WHAT IS EXPECTED: In the records below, find each line with the word "Wordlength" and copy it.
[BEGIN RECORDS SUPPLIED]
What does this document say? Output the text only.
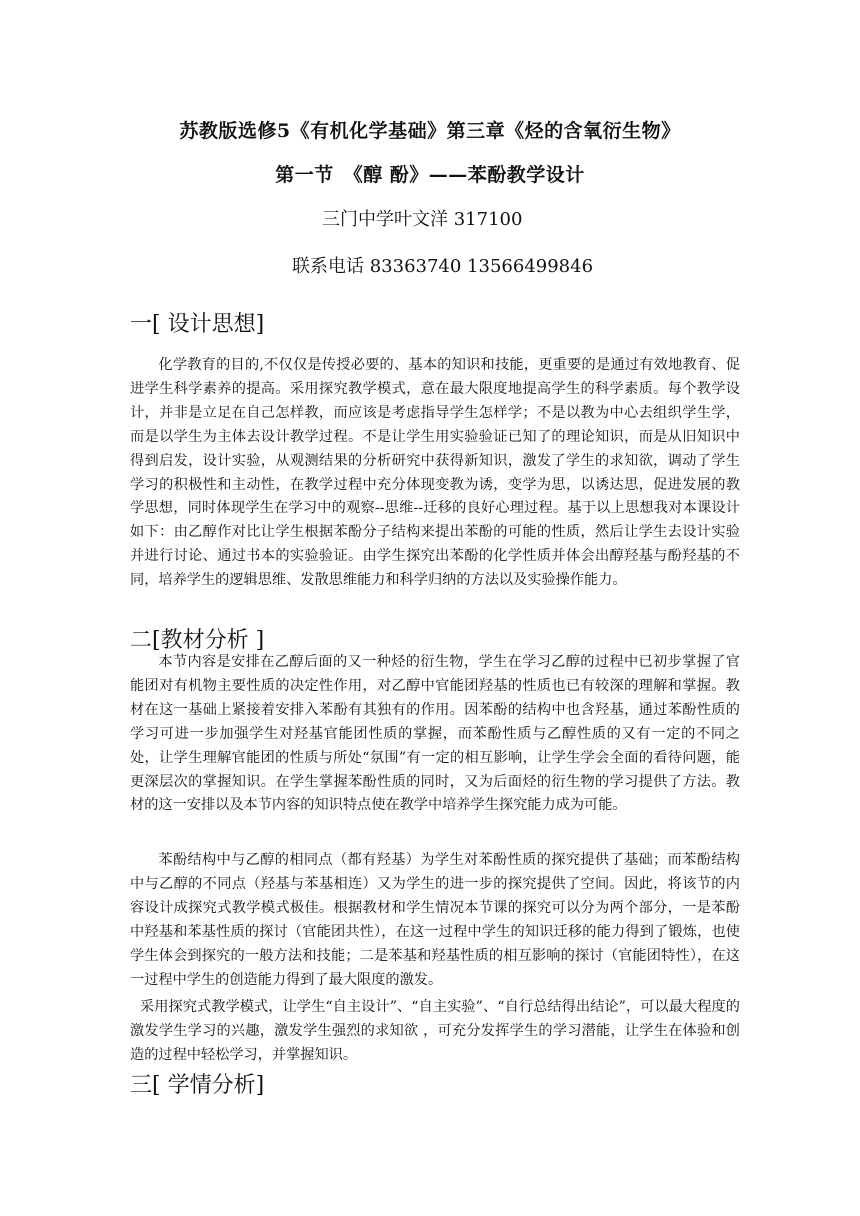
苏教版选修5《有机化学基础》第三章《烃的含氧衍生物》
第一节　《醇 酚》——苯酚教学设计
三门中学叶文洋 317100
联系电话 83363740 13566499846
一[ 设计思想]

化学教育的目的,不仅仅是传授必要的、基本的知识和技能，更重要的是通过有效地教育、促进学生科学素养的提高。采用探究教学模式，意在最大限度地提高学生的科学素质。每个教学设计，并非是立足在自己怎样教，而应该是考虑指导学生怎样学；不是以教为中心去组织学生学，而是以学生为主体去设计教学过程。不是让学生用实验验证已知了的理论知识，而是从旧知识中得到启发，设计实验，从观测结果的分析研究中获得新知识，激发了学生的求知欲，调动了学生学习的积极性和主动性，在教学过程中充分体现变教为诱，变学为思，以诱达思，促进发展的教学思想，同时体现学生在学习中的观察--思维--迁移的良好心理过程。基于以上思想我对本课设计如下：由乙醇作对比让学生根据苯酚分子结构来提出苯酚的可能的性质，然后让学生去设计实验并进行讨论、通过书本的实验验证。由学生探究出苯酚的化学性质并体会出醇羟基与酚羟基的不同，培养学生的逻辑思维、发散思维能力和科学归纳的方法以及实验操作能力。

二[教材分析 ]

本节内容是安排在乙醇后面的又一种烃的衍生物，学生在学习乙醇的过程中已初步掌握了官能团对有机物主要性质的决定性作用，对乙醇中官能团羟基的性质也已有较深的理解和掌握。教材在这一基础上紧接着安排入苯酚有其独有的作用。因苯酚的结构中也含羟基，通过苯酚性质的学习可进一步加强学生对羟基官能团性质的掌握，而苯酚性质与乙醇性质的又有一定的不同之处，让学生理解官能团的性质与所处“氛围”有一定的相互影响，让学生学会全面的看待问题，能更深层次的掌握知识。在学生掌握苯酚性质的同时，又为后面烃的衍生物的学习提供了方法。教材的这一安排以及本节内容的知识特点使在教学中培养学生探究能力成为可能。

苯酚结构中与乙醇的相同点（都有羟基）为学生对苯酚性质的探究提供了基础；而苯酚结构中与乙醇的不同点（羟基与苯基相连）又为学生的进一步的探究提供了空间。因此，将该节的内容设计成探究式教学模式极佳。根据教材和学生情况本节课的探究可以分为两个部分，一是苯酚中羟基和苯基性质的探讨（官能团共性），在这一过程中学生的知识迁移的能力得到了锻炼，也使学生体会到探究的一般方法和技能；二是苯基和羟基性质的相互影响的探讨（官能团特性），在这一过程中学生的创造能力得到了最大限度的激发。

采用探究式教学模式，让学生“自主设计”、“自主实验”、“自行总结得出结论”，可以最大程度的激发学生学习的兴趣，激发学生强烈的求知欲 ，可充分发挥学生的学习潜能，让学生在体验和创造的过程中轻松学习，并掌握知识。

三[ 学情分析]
[END RECORDS SUPPLIED]
[BEGIN RECORDS SUPPLIED]
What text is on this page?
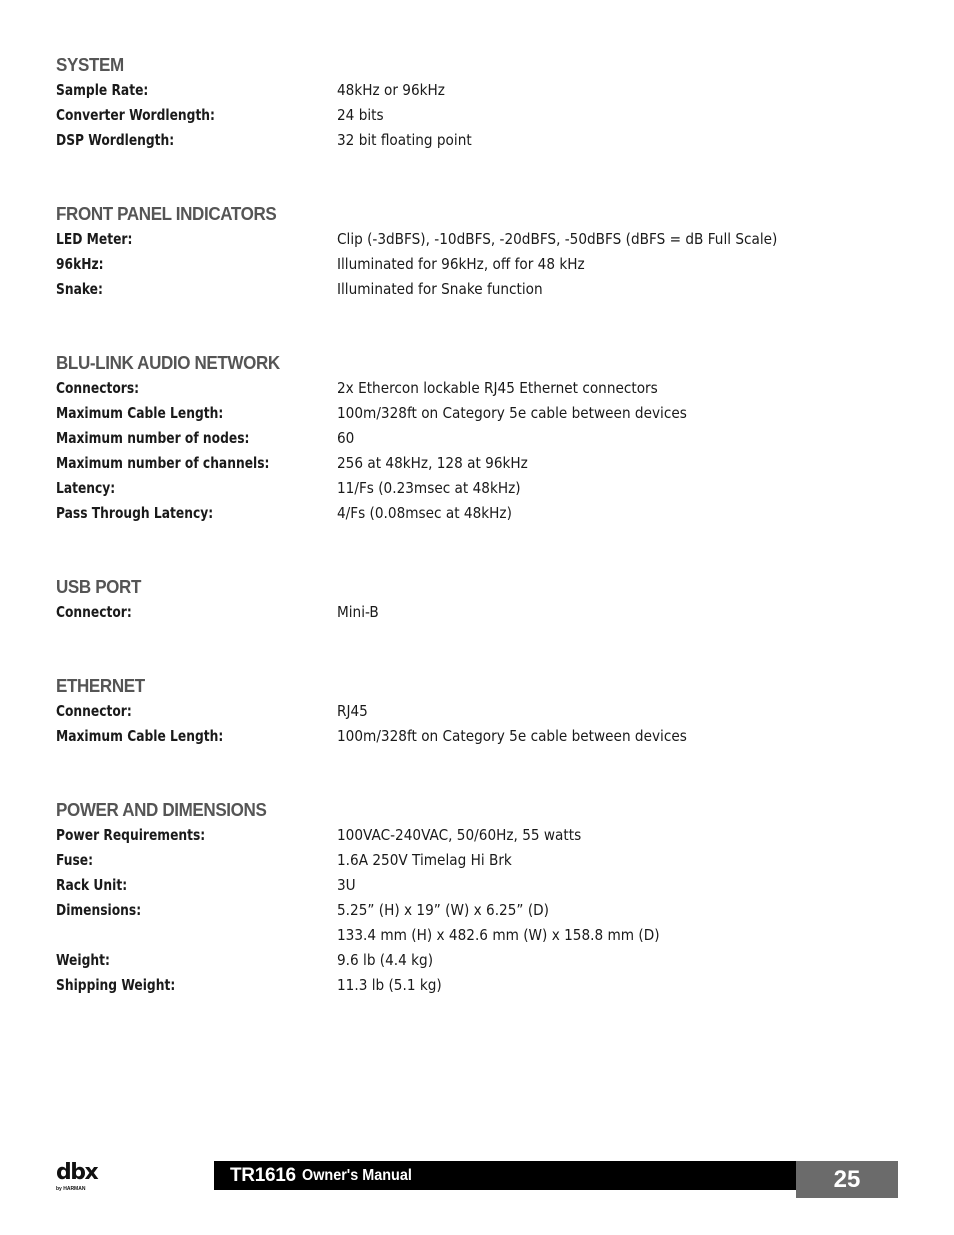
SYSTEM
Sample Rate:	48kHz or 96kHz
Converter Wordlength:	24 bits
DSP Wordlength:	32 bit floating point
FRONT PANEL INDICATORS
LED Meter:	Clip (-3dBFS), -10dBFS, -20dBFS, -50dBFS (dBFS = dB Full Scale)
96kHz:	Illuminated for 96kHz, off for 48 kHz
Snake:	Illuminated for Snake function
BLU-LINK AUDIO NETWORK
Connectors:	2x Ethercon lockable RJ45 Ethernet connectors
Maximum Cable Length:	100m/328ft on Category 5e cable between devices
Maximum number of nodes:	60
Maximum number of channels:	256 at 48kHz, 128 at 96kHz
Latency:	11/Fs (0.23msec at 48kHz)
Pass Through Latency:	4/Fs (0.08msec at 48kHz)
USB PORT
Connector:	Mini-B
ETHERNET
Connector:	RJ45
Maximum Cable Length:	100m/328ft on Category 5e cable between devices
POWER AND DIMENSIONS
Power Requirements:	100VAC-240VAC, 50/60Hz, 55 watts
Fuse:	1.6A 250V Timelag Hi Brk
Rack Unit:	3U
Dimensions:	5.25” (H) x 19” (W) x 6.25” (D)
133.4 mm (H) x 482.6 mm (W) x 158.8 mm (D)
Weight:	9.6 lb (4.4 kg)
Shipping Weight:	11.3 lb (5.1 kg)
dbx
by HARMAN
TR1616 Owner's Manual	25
[END RECORDS SUPPLIED]
[BEGIN RECORDS SUPPLIED]
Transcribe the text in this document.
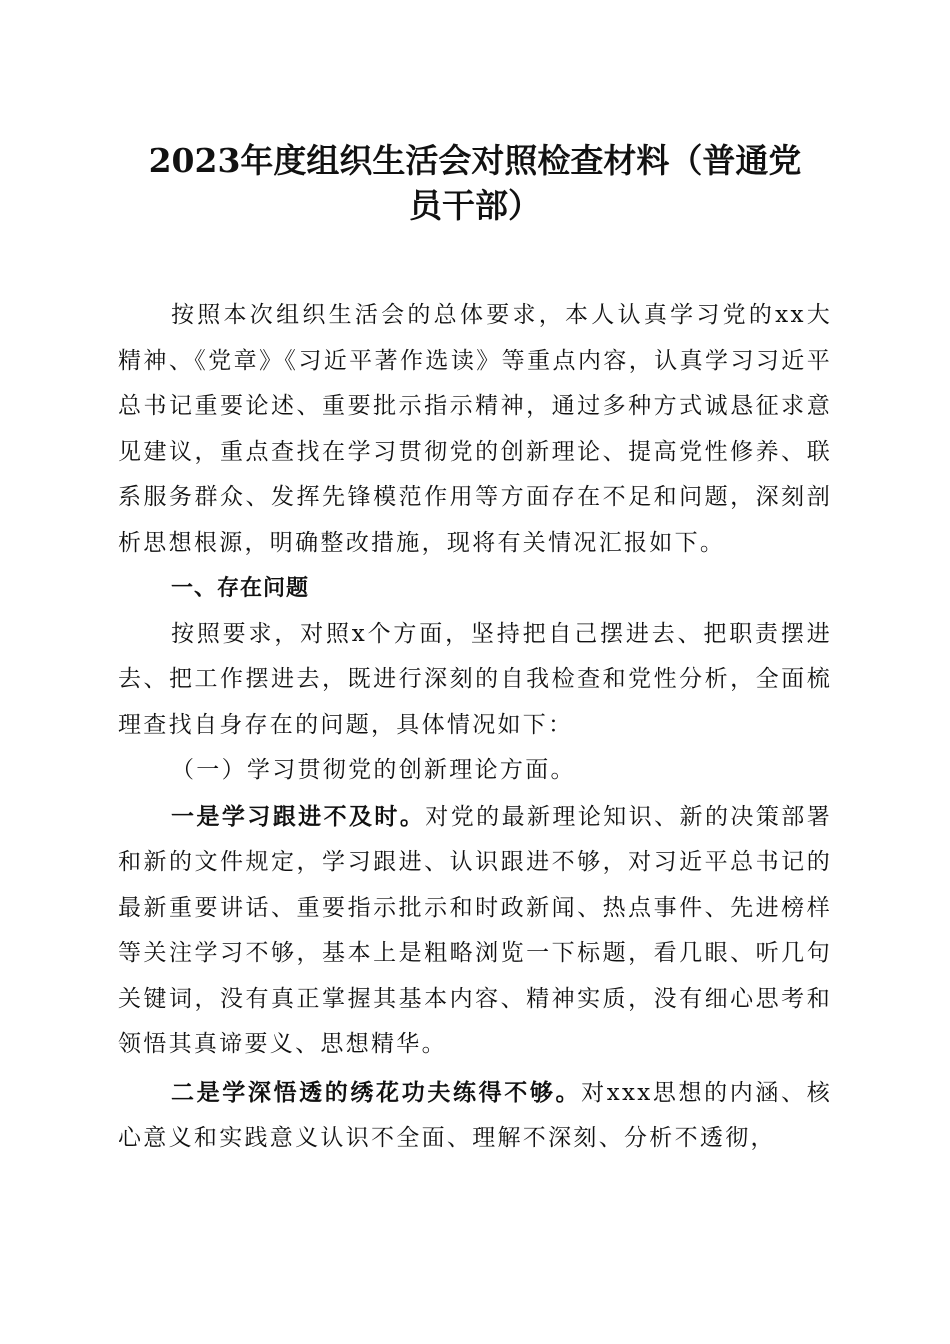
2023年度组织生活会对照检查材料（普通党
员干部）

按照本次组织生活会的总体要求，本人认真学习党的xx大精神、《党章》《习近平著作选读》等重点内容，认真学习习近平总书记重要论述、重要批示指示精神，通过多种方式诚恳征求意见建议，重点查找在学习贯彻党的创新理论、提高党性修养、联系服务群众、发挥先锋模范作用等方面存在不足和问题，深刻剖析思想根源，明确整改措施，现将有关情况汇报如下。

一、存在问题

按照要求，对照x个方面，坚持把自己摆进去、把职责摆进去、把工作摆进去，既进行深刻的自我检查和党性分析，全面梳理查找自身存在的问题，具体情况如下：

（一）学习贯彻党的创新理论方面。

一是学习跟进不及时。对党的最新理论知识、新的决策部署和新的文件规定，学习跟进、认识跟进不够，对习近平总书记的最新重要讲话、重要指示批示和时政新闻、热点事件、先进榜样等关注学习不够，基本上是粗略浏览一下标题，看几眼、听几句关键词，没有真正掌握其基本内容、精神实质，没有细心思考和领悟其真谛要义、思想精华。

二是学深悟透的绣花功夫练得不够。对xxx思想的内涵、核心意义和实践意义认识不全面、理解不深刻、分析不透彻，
[END RECORDS SUPPLIED]
SOLUTION TO THIS PROBLEM:
Converter Wordlength:	24 bits
DSP Wordlength:	32 bit floating point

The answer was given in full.